Stated exercise:
Each line of the material must be returned exactly.

Material shown:
───

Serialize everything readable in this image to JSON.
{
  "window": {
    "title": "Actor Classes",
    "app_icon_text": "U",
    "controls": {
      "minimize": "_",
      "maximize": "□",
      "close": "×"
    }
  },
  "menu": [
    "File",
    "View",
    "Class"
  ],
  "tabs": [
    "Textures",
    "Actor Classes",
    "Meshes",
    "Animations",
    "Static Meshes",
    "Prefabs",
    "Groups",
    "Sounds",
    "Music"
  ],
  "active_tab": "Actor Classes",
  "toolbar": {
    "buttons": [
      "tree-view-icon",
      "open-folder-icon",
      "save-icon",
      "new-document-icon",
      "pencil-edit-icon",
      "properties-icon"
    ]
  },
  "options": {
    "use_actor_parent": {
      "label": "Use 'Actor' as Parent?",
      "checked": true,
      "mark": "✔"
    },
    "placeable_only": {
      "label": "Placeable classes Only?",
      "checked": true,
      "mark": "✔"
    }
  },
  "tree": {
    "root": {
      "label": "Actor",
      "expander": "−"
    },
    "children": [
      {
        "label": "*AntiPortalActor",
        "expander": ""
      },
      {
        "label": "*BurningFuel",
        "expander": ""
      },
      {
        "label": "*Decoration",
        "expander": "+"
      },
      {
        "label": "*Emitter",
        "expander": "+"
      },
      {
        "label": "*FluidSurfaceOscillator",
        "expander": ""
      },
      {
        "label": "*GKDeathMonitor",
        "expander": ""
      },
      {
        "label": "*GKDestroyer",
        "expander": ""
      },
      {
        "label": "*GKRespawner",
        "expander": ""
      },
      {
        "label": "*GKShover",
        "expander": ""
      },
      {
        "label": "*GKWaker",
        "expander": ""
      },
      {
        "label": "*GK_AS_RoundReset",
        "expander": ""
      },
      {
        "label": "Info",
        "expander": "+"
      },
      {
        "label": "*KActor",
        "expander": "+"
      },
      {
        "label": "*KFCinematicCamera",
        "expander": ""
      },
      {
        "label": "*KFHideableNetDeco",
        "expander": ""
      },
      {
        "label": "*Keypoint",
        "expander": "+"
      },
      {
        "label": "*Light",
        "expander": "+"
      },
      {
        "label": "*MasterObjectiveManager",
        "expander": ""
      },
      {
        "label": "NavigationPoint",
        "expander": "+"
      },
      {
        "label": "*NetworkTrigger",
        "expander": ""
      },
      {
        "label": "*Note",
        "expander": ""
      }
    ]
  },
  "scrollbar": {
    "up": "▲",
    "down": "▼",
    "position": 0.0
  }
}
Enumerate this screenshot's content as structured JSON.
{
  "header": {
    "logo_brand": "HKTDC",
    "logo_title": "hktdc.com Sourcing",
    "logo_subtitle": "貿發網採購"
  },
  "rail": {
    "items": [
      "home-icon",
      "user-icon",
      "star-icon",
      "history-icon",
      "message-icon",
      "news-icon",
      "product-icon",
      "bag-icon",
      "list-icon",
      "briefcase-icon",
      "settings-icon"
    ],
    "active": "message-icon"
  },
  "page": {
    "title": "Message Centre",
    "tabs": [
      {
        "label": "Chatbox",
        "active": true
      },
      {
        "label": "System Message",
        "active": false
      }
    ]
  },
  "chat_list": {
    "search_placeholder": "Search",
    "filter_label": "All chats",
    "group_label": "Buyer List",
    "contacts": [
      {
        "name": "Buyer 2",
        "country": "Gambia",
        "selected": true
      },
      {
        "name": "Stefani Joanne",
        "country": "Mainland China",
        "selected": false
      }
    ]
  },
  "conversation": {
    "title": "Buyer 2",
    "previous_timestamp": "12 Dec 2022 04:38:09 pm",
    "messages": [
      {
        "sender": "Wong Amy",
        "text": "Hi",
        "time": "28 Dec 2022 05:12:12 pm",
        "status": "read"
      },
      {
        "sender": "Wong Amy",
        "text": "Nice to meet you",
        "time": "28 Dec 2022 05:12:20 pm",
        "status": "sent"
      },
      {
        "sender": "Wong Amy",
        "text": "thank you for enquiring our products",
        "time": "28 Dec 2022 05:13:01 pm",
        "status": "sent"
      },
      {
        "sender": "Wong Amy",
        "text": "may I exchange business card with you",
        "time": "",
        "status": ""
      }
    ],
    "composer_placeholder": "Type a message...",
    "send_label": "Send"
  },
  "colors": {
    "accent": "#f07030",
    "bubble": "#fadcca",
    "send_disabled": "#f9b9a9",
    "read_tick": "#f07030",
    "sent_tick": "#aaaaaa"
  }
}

───

Correct response:
Serialize everything readable in this image to JSON.
{
  "window": {
    "title": "Actor Classes",
    "app_icon_text": "U",
    "controls": {
      "minimize": "_",
      "maximize": "□",
      "close": "×"
    }
  },
  "menu": [
    "File",
    "View",
    "Class"
  ],
  "tabs": [
    "Textures",
    "Actor Classes",
    "Meshes",
    "Animations",
    "Static Meshes",
    "Prefabs",
    "Groups",
    "Sounds",
    "Music"
  ],
  "active_tab": "Actor Classes",
  "toolbar": {
    "buttons": [
      "tree-view-icon",
      "open-folder-icon",
      "save-icon",
      "new-document-icon",
      "pencil-edit-icon",
      "properties-icon"
    ]
  },
  "options": {
    "use_actor_parent": {
      "label": "Use 'Actor' as Parent?",
      "checked": true,
      "mark": "✔"
    },
    "placeable_only": {
      "label": "Placeable classes Only?",
      "checked": true,
      "mark": "✔"
    }
  },
  "tree": {
    "root": {
      "label": "Actor",
      "expander": "−"
    },
    "children": [
      {
        "label": "*AntiPortalActor",
        "expander": ""
      },
      {
        "label": "*BurningFuel",
        "expander": ""
      },
      {
        "label": "*Decoration",
        "expander": "+"
      },
      {
        "label": "*Emitter",
        "expander": "+"
      },
      {
        "label": "*FluidSurfaceOscillator",
        "expander": ""
      },
      {
        "label": "*GKDeathMonitor",
        "expander": ""
      },
      {
        "label": "*GKDestroyer",
        "expander": ""
      },
      {
        "label": "*GKRespawner",
        "expander": ""
      },
      {
        "label": "*GKShover",
        "expander": ""
      },
      {
        "label": "*GKWaker",
        "expander": ""
      },
      {
        "label": "*GK_AS_RoundReset",
        "expander": ""
      },
      {
        "label": "Info",
        "expander": "+"
      },
      {
        "label": "*KActor",
        "expander": "+"
      },
      {
        "label": "*KFCinematicCamera",
        "expander": ""
      },
      {
        "label": "*KFHideableNetDeco",
        "expander": ""
      },
      {
        "label": "*Keypoint",
        "expander": "+"
      },
      {
        "label": "*Light",
        "expander": "+"
      },
      {
        "label": "*MasterObjectiveManager",
        "expander": ""
      },
      {
        "label": "NavigationPoint",
        "expander": "+"
      },
      {
        "label": "*NetworkTrigger",
        "expander": ""
      },
      {
        "label": "*Note",
        "expander": ""
      }
    ]
  },
  "scrollbar": {
    "up": "▲",
    "down": "▼",
    "position": 0.0
  }
}
Enumerate this screenshot's content as structured JSON.
{
  "header": {
    "logo_brand": "HKTDC",
    "logo_title": "hktdc.com Sourcing",
    "logo_subtitle": "貿發網採購"
  },
  "rail": {
    "items": [
      "home-icon",
      "user-icon",
      "star-icon",
      "history-icon",
      "message-icon",
      "news-icon",
      "product-icon",
      "bag-icon",
      "list-icon",
      "briefcase-icon",
      "settings-icon"
    ],
    "active": "message-icon"
  },
  "page": {
    "title": "Message Centre",
    "tabs": [
      {
        "label": "Chatbox",
        "active": true
      },
      {
        "label": "System Message",
        "active": false
      }
    ]
  },
  "chat_list": {
    "search_placeholder": "Search",
    "filter_label": "All chats",
    "group_label": "Buyer List",
    "contacts": [
      {
        "name": "Buyer 2",
        "country": "Gambia",
        "selected": true
      },
      {
        "name": "Stefani Joanne",
        "country": "Mainland China",
        "selected": false
      }
    ]
  },
  "conversation": {
    "title": "Buyer 2",
    "previous_timestamp": "12 Dec 2022 04:38:09 pm",
    "messages": [
      {
        "sender": "Wong Amy",
        "text": "Hi",
        "time": "28 Dec 2022 05:12:12 pm",
        "status": "read"
      },
      {
        "sender": "Wong Amy",
        "text": "Nice to meet you",
        "time": "28 Dec 2022 05:12:20 pm",
        "status": "sent"
      },
      {
        "sender": "Wong Amy",
        "text": "thank you for enquiring our products",
        "time": "28 Dec 2022 05:13:01 pm",
        "status": "sent"
      },
      {
        "sender": "Wong Amy",
        "text": "may I exchange business card with you",
        "time": "",
        "status": ""
      }
    ],
    "composer_placeholder": "Type a message...",
    "send_label": "Send"
  },
  "colors": {
    "accent": "#f07030",
    "bubble": "#fadcca",
    "send_disabled": "#f9b9a9",
    "read_tick": "#f07030",
    "sent_tick": "#aaaaaa"
  }
}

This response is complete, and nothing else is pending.